Copy each line holding the string "label".

►

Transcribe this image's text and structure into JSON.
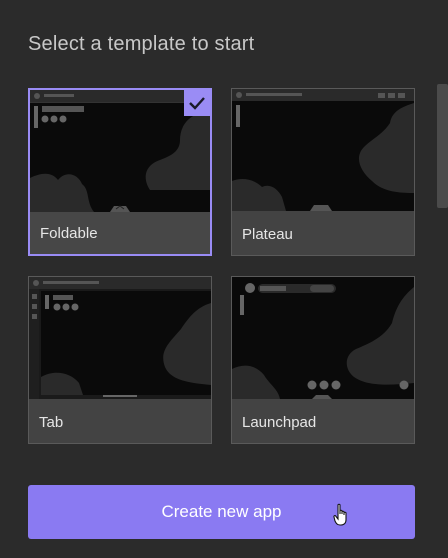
{
  "heading": "Select a template to start",
  "templates": [
    {
      "label": "Foldable",
      "selected": true
    },
    {
      "label": "Plateau",
      "selected": false
    },
    {
      "label": "Tab",
      "selected": false
    },
    {
      "label": "Launchpad",
      "selected": false
    }
  ],
  "create_button": {
    "label": "Create new app"
  },
  "colors": {
    "accent": "#8a7af2",
    "background": "#2b2b2b",
    "card": "#434343",
    "thumbnail": "#0a0a0a"
  },
  "icons": [
    "check-icon",
    "hand-cursor-icon"
  ]
}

◄

Answer to the problem:
      "label": "Foldable",
      "label": "Plateau",
      "label": "Tab",
      "label": "Launchpad",
    "label": "Create new app"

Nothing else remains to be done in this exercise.